## Problem
Quote all entries in full, exactly.

## Data to process

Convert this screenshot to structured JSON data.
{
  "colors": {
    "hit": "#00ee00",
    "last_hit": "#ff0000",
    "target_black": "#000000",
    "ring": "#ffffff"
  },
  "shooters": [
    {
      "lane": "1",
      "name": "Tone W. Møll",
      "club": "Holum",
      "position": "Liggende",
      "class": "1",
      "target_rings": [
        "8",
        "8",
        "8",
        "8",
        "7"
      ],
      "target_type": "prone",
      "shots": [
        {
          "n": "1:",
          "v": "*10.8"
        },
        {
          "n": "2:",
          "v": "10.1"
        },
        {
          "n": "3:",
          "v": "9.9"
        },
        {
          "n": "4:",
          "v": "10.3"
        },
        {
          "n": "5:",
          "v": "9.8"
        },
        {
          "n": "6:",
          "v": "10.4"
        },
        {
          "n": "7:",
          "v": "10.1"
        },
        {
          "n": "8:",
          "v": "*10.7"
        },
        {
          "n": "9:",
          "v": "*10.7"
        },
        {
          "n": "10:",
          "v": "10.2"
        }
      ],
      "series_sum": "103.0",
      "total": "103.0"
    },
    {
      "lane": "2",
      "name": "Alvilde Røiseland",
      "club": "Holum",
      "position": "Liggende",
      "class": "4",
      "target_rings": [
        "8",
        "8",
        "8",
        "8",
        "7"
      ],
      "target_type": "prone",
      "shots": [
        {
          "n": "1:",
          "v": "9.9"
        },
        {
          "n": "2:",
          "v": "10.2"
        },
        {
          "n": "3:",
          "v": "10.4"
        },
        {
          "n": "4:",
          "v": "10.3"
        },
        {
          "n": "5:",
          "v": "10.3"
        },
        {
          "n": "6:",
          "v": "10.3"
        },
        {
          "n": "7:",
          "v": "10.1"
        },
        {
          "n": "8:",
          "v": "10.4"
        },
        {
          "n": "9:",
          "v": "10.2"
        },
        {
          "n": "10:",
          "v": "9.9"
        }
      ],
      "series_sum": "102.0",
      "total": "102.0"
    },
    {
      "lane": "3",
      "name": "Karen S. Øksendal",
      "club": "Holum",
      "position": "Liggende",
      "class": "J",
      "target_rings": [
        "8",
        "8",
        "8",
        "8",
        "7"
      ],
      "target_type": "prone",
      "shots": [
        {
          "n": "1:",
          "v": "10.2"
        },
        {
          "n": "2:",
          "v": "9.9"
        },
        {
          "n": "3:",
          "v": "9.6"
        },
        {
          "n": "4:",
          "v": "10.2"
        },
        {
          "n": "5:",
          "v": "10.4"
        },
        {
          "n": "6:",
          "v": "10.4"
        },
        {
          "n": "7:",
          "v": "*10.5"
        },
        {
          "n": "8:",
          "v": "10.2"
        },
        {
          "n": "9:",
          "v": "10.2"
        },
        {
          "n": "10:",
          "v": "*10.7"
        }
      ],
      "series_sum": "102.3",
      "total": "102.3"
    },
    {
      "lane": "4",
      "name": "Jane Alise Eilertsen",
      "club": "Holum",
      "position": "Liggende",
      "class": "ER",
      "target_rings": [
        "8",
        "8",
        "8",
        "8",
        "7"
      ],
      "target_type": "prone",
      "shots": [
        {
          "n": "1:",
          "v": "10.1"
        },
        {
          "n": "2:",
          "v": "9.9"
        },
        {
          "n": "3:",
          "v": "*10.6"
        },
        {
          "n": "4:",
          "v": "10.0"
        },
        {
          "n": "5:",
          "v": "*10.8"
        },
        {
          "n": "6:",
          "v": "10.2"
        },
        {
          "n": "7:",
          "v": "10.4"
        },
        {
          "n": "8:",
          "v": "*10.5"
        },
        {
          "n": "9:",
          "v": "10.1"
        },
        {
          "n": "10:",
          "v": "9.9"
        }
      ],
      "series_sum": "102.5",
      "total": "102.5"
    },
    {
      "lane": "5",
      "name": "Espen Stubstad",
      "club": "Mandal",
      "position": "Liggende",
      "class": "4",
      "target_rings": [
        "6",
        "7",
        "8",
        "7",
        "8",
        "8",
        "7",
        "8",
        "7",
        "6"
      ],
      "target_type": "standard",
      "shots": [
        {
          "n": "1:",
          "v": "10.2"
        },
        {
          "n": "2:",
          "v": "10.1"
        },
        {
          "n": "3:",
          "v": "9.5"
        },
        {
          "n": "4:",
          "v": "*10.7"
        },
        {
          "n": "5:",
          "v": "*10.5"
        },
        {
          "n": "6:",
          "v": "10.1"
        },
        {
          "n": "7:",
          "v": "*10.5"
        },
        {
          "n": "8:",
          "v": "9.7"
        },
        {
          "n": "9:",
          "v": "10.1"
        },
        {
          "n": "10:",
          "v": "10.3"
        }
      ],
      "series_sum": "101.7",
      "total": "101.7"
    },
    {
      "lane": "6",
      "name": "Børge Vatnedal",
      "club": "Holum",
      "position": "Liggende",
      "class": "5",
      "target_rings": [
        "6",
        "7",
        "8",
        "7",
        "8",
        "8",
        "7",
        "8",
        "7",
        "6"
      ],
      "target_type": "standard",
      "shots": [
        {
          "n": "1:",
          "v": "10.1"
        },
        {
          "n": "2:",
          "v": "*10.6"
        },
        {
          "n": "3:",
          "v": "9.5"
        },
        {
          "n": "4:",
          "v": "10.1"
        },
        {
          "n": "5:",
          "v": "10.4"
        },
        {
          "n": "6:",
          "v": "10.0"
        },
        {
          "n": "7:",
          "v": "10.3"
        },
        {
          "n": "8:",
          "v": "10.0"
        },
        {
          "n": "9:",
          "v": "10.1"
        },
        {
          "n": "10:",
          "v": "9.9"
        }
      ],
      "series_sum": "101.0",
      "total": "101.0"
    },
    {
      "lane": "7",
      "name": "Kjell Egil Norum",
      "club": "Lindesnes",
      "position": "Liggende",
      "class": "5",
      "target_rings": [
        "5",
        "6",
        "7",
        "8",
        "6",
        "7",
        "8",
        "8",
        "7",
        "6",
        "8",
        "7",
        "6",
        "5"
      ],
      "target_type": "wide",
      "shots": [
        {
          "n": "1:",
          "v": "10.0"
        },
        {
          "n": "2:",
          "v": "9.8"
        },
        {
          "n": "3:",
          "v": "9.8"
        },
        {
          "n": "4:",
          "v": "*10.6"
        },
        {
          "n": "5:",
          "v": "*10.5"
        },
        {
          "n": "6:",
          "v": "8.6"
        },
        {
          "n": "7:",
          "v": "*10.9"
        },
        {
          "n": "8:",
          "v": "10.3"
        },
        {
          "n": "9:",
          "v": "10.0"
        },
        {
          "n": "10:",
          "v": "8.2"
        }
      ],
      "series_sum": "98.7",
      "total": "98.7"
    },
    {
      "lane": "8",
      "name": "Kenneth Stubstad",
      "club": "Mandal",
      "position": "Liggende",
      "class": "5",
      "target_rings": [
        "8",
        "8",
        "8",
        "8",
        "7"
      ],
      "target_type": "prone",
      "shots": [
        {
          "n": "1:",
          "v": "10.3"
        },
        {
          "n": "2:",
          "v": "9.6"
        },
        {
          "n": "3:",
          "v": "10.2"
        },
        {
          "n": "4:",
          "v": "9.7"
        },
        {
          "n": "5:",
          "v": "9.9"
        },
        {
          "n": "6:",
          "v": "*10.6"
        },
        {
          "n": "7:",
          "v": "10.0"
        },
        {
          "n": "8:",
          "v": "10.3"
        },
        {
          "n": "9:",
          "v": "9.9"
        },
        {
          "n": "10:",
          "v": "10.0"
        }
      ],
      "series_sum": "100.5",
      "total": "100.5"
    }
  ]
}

## Correct result
Convert this screenshot to structured JSON data.
{
  "colors": {
    "hit": "#00ee00",
    "last_hit": "#ff0000",
    "target_black": "#000000",
    "ring": "#ffffff"
  },
  "shooters": [
    {
      "lane": "1",
      "name": "Tone W. Møll",
      "club": "Holum",
      "position": "Liggende",
      "class": "1",
      "target_rings": [
        "8",
        "8",
        "8",
        "8",
        "7"
      ],
      "target_type": "prone",
      "shots": [
        {
          "n": "1:",
          "v": "*10.8"
        },
        {
          "n": "2:",
          "v": "10.1"
        },
        {
          "n": "3:",
          "v": "9.9"
        },
        {
          "n": "4:",
          "v": "10.3"
        },
        {
          "n": "5:",
          "v": "9.8"
        },
        {
          "n": "6:",
          "v": "10.4"
        },
        {
          "n": "7:",
          "v": "10.1"
        },
        {
          "n": "8:",
          "v": "*10.7"
        },
        {
          "n": "9:",
          "v": "*10.7"
        },
        {
          "n": "10:",
          "v": "10.2"
        }
      ],
      "series_sum": "103.0",
      "total": "103.0"
    },
    {
      "lane": "2",
      "name": "Alvilde Røiseland",
      "club": "Holum",
      "position": "Liggende",
      "class": "4",
      "target_rings": [
        "8",
        "8",
        "8",
        "8",
        "7"
      ],
      "target_type": "prone",
      "shots": [
        {
          "n": "1:",
          "v": "9.9"
        },
        {
          "n": "2:",
          "v": "10.2"
        },
        {
          "n": "3:",
          "v": "10.4"
        },
        {
          "n": "4:",
          "v": "10.3"
        },
        {
          "n": "5:",
          "v": "10.3"
        },
        {
          "n": "6:",
          "v": "10.3"
        },
        {
          "n": "7:",
          "v": "10.1"
        },
        {
          "n": "8:",
          "v": "10.4"
        },
        {
          "n": "9:",
          "v": "10.2"
        },
        {
          "n": "10:",
          "v": "9.9"
        }
      ],
      "series_sum": "102.0",
      "total": "102.0"
    },
    {
      "lane": "3",
      "name": "Karen S. Øksendal",
      "club": "Holum",
      "position": "Liggende",
      "class": "J",
      "target_rings": [
        "8",
        "8",
        "8",
        "8",
        "7"
      ],
      "target_type": "prone",
      "shots": [
        {
          "n": "1:",
          "v": "10.2"
        },
        {
          "n": "2:",
          "v": "9.9"
        },
        {
          "n": "3:",
          "v": "9.6"
        },
        {
          "n": "4:",
          "v": "10.2"
        },
        {
          "n": "5:",
          "v": "10.4"
        },
        {
          "n": "6:",
          "v": "10.4"
        },
        {
          "n": "7:",
          "v": "*10.5"
        },
        {
          "n": "8:",
          "v": "10.2"
        },
        {
          "n": "9:",
          "v": "10.2"
        },
        {
          "n": "10:",
          "v": "*10.7"
        }
      ],
      "series_sum": "102.3",
      "total": "102.3"
    },
    {
      "lane": "4",
      "name": "Jane Alise Eilertsen",
      "club": "Holum",
      "position": "Liggende",
      "class": "ER",
      "target_rings": [
        "8",
        "8",
        "8",
        "8",
        "7"
      ],
      "target_type": "prone",
      "shots": [
        {
          "n": "1:",
          "v": "10.1"
        },
        {
          "n": "2:",
          "v": "9.9"
        },
        {
          "n": "3:",
          "v": "*10.6"
        },
        {
          "n": "4:",
          "v": "10.0"
        },
        {
          "n": "5:",
          "v": "*10.8"
        },
        {
          "n": "6:",
          "v": "10.2"
        },
        {
          "n": "7:",
          "v": "10.4"
        },
        {
          "n": "8:",
          "v": "*10.5"
        },
        {
          "n": "9:",
          "v": "10.1"
        },
        {
          "n": "10:",
          "v": "9.9"
        }
      ],
      "series_sum": "102.5",
      "total": "102.5"
    },
    {
      "lane": "5",
      "name": "Espen Stubstad",
      "club": "Mandal",
      "position": "Liggende",
      "class": "4",
      "target_rings": [
        "6",
        "7",
        "8",
        "7",
        "8",
        "8",
        "7",
        "8",
        "7",
        "6"
      ],
      "target_type": "standard",
      "shots": [
        {
          "n": "1:",
          "v": "10.2"
        },
        {
          "n": "2:",
          "v": "10.1"
        },
        {
          "n": "3:",
          "v": "9.5"
        },
        {
          "n": "4:",
          "v": "*10.7"
        },
        {
          "n": "5:",
          "v": "*10.5"
        },
        {
          "n": "6:",
          "v": "10.1"
        },
        {
          "n": "7:",
          "v": "*10.5"
        },
        {
          "n": "8:",
          "v": "9.7"
        },
        {
          "n": "9:",
          "v": "10.1"
        },
        {
          "n": "10:",
          "v": "10.3"
        }
      ],
      "series_sum": "101.7",
      "total": "101.7"
    },
    {
      "lane": "6",
      "name": "Børge Vatnedal",
      "club": "Holum",
      "position": "Liggende",
      "class": "5",
      "target_rings": [
        "6",
        "7",
        "8",
        "7",
        "8",
        "8",
        "7",
        "8",
        "7",
        "6"
      ],
      "target_type": "standard",
      "shots": [
        {
          "n": "1:",
          "v": "10.1"
        },
        {
          "n": "2:",
          "v": "*10.6"
        },
        {
          "n": "3:",
          "v": "9.5"
        },
        {
          "n": "4:",
          "v": "10.1"
        },
        {
          "n": "5:",
          "v": "10.4"
        },
        {
          "n": "6:",
          "v": "10.0"
        },
        {
          "n": "7:",
          "v": "10.3"
        },
        {
          "n": "8:",
          "v": "10.0"
        },
        {
          "n": "9:",
          "v": "10.1"
        },
        {
          "n": "10:",
          "v": "9.9"
        }
      ],
      "series_sum": "101.0",
      "total": "101.0"
    },
    {
      "lane": "7",
      "name": "Kjell Egil Norum",
      "club": "Lindesnes",
      "position": "Liggende",
      "class": "5",
      "target_rings": [
        "5",
        "6",
        "7",
        "8",
        "6",
        "7",
        "8",
        "8",
        "7",
        "6",
        "8",
        "7",
        "6",
        "5"
      ],
      "target_type": "wide",
      "shots": [
        {
          "n": "1:",
          "v": "10.0"
        },
        {
          "n": "2:",
          "v": "9.8"
        },
        {
          "n": "3:",
          "v": "9.8"
        },
        {
          "n": "4:",
          "v": "*10.6"
        },
        {
          "n": "5:",
          "v": "*10.5"
        },
        {
          "n": "6:",
          "v": "8.6"
        },
        {
          "n": "7:",
          "v": "*10.9"
        },
        {
          "n": "8:",
          "v": "10.3"
        },
        {
          "n": "9:",
          "v": "10.0"
        },
        {
          "n": "10:",
          "v": "8.2"
        }
      ],
      "series_sum": "98.7",
      "total": "98.7"
    },
    {
      "lane": "8",
      "name": "Kenneth Stubstad",
      "club": "Mandal",
      "position": "Liggende",
      "class": "5",
      "target_rings": [
        "8",
        "8",
        "8",
        "8",
        "7"
      ],
      "target_type": "prone",
      "shots": [
        {
          "n": "1:",
          "v": "10.3"
        },
        {
          "n": "2:",
          "v": "9.6"
        },
        {
          "n": "3:",
          "v": "10.2"
        },
        {
          "n": "4:",
          "v": "9.7"
        },
        {
          "n": "5:",
          "v": "9.9"
        },
        {
          "n": "6:",
          "v": "*10.6"
        },
        {
          "n": "7:",
          "v": "10.0"
        },
        {
          "n": "8:",
          "v": "10.3"
        },
        {
          "n": "9:",
          "v": "9.9"
        },
        {
          "n": "10:",
          "v": "10.0"
        }
      ],
      "series_sum": "100.5",
      "total": "100.5"
    }
  ]
}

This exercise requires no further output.